(Structured figure records)
++++++++++++++++++++

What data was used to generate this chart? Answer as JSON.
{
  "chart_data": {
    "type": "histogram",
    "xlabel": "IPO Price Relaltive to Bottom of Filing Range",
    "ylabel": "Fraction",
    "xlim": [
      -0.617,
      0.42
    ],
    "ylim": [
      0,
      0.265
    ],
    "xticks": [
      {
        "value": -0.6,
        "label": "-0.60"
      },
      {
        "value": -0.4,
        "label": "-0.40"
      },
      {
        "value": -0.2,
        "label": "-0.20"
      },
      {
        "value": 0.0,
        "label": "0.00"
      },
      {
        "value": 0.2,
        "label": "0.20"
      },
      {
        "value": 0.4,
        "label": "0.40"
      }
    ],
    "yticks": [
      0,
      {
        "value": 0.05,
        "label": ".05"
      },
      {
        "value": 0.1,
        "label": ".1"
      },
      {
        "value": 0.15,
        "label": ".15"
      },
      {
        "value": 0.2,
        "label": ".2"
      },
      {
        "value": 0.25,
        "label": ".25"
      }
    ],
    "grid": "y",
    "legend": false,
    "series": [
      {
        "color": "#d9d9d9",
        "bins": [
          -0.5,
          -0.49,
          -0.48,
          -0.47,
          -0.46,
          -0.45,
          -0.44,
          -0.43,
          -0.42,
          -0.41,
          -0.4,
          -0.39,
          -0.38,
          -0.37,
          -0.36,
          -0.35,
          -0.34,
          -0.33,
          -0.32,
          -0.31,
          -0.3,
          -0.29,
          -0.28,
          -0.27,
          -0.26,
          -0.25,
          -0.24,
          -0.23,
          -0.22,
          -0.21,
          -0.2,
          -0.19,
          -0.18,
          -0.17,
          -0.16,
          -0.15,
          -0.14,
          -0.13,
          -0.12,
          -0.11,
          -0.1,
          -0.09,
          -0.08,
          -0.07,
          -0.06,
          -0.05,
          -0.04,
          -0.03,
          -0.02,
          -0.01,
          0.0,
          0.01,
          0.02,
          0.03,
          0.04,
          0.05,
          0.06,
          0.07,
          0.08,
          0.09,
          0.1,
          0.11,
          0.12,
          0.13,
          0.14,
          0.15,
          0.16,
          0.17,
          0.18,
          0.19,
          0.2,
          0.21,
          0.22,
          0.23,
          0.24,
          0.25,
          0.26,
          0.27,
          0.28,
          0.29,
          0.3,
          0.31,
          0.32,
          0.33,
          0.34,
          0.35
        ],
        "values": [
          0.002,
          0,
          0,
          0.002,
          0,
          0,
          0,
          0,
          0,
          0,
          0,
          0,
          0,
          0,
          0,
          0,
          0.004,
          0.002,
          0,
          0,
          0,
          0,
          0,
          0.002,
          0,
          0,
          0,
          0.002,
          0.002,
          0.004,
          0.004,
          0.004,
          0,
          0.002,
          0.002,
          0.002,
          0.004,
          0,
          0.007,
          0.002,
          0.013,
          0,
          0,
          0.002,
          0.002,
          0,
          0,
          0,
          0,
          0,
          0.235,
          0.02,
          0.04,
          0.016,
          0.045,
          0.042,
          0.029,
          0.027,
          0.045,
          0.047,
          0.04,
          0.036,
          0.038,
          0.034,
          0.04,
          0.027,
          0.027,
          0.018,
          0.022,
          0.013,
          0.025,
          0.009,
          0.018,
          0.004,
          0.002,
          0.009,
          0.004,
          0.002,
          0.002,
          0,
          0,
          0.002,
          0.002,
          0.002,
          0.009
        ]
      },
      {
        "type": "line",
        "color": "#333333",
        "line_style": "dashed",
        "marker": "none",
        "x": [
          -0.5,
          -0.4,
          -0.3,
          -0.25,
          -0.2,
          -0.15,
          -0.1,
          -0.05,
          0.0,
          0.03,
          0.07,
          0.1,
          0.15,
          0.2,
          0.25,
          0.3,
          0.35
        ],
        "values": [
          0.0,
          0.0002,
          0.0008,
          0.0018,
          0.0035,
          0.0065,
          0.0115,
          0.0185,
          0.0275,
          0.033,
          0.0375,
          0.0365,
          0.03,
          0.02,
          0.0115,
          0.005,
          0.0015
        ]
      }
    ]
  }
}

++++++++++++++++++++

Each entry above is to be set down again in exactly the same words.

#### [THE RESULT]
What data was used to generate this chart? Answer as JSON.
{
  "chart_data": {
    "type": "histogram",
    "xlabel": "IPO Price Relaltive to Bottom of Filing Range",
    "ylabel": "Fraction",
    "xlim": [
      -0.617,
      0.42
    ],
    "ylim": [
      0,
      0.265
    ],
    "xticks": [
      {
        "value": -0.6,
        "label": "-0.60"
      },
      {
        "value": -0.4,
        "label": "-0.40"
      },
      {
        "value": -0.2,
        "label": "-0.20"
      },
      {
        "value": 0.0,
        "label": "0.00"
      },
      {
        "value": 0.2,
        "label": "0.20"
      },
      {
        "value": 0.4,
        "label": "0.40"
      }
    ],
    "yticks": [
      0,
      {
        "value": 0.05,
        "label": ".05"
      },
      {
        "value": 0.1,
        "label": ".1"
      },
      {
        "value": 0.15,
        "label": ".15"
      },
      {
        "value": 0.2,
        "label": ".2"
      },
      {
        "value": 0.25,
        "label": ".25"
      }
    ],
    "grid": "y",
    "legend": false,
    "series": [
      {
        "color": "#d9d9d9",
        "bins": [
          -0.5,
          -0.49,
          -0.48,
          -0.47,
          -0.46,
          -0.45,
          -0.44,
          -0.43,
          -0.42,
          -0.41,
          -0.4,
          -0.39,
          -0.38,
          -0.37,
          -0.36,
          -0.35,
          -0.34,
          -0.33,
          -0.32,
          -0.31,
          -0.3,
          -0.29,
          -0.28,
          -0.27,
          -0.26,
          -0.25,
          -0.24,
          -0.23,
          -0.22,
          -0.21,
          -0.2,
          -0.19,
          -0.18,
          -0.17,
          -0.16,
          -0.15,
          -0.14,
          -0.13,
          -0.12,
          -0.11,
          -0.1,
          -0.09,
          -0.08,
          -0.07,
          -0.06,
          -0.05,
          -0.04,
          -0.03,
          -0.02,
          -0.01,
          0.0,
          0.01,
          0.02,
          0.03,
          0.04,
          0.05,
          0.06,
          0.07,
          0.08,
          0.09,
          0.1,
          0.11,
          0.12,
          0.13,
          0.14,
          0.15,
          0.16,
          0.17,
          0.18,
          0.19,
          0.2,
          0.21,
          0.22,
          0.23,
          0.24,
          0.25,
          0.26,
          0.27,
          0.28,
          0.29,
          0.3,
          0.31,
          0.32,
          0.33,
          0.34,
          0.35
        ],
        "values": [
          0.002,
          0,
          0,
          0.002,
          0,
          0,
          0,
          0,
          0,
          0,
          0,
          0,
          0,
          0,
          0,
          0,
          0.004,
          0.002,
          0,
          0,
          0,
          0,
          0,
          0.002,
          0,
          0,
          0,
          0.002,
          0.002,
          0.004,
          0.004,
          0.004,
          0,
          0.002,
          0.002,
          0.002,
          0.004,
          0,
          0.007,
          0.002,
          0.013,
          0,
          0,
          0.002,
          0.002,
          0,
          0,
          0,
          0,
          0,
          0.235,
          0.02,
          0.04,
          0.016,
          0.045,
          0.042,
          0.029,
          0.027,
          0.045,
          0.047,
          0.04,
          0.036,
          0.038,
          0.034,
          0.04,
          0.027,
          0.027,
          0.018,
          0.022,
          0.013,
          0.025,
          0.009,
          0.018,
          0.004,
          0.002,
          0.009,
          0.004,
          0.002,
          0.002,
          0,
          0,
          0.002,
          0.002,
          0.002,
          0.009
        ]
      },
      {
        "type": "line",
        "color": "#333333",
        "line_style": "dashed",
        "marker": "none",
        "x": [
          -0.5,
          -0.4,
          -0.3,
          -0.25,
          -0.2,
          -0.15,
          -0.1,
          -0.05,
          0.0,
          0.03,
          0.07,
          0.1,
          0.15,
          0.2,
          0.25,
          0.3,
          0.35
        ],
        "values": [
          0.0,
          0.0002,
          0.0008,
          0.0018,
          0.0035,
          0.0065,
          0.0115,
          0.0185,
          0.0275,
          0.033,
          0.0375,
          0.0365,
          0.03,
          0.02,
          0.0115,
          0.005,
          0.0015
        ]
      }
    ]
  }
}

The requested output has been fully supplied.